OBJECTIVE:
From the entries below, copy out every line with "αναλύονται" in it.

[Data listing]
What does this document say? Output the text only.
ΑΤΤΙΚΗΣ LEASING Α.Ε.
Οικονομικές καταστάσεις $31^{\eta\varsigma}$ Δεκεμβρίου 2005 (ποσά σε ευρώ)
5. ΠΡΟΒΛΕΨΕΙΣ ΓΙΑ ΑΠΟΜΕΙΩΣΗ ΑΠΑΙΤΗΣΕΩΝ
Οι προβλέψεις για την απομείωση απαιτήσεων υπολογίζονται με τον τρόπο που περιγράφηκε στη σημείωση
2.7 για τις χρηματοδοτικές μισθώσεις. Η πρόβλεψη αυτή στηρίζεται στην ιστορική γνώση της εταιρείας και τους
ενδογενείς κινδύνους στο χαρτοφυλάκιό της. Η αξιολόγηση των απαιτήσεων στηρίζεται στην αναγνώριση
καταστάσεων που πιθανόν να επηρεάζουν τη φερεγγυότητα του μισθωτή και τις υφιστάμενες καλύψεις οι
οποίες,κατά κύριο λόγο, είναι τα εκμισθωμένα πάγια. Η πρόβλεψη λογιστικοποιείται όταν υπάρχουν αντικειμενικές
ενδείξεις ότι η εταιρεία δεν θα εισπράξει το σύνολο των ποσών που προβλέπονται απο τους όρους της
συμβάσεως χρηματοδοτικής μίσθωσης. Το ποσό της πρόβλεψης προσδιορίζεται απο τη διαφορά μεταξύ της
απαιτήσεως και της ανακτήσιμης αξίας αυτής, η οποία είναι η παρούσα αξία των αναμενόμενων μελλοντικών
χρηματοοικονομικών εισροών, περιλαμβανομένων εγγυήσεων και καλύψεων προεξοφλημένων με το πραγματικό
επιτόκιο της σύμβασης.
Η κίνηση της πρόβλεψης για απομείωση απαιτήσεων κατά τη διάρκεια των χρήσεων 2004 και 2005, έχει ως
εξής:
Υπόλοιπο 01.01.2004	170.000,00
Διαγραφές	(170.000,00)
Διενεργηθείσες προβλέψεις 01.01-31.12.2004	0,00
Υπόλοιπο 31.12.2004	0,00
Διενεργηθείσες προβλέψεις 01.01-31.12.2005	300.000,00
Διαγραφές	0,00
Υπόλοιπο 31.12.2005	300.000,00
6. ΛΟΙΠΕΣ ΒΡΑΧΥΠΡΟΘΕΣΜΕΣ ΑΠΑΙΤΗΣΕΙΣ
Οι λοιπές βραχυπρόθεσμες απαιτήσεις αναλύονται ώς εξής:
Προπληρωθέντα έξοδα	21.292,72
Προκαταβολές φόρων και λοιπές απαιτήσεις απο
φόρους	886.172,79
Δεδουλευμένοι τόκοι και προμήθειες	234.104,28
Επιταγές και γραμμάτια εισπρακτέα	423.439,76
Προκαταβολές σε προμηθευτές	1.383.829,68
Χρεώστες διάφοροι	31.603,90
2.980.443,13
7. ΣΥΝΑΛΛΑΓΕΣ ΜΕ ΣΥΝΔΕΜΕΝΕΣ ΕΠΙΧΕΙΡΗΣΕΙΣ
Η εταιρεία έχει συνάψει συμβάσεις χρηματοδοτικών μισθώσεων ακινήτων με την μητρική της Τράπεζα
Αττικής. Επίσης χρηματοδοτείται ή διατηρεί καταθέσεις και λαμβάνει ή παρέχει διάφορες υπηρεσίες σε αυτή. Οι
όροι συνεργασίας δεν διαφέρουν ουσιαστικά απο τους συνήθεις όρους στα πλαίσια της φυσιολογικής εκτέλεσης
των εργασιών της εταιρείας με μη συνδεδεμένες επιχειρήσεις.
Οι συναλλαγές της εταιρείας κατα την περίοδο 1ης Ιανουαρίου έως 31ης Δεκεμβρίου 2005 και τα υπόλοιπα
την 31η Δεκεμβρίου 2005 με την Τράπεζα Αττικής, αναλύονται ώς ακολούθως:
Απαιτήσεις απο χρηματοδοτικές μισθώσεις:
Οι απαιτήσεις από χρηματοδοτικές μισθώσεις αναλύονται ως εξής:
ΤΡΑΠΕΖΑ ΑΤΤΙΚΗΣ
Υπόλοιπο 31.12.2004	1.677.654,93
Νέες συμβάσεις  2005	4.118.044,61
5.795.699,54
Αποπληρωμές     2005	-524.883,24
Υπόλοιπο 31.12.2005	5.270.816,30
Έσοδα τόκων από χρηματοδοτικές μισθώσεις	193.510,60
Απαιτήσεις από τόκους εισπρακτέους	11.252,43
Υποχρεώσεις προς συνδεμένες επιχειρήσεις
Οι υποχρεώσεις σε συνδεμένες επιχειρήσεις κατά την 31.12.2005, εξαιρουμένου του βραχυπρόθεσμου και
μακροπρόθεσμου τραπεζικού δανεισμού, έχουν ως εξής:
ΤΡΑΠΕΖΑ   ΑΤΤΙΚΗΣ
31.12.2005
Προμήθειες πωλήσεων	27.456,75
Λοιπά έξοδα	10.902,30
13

RESPONSE:
Οι λοιπές βραχυπρόθεσμες απαιτήσεις αναλύονται ώς εξής:
την 31η Δεκεμβρίου 2005 με την Τράπεζα Αττικής, αναλύονται ώς ακολούθως:
Οι απαιτήσεις από χρηματοδοτικές μισθώσεις αναλύονται ως εξής:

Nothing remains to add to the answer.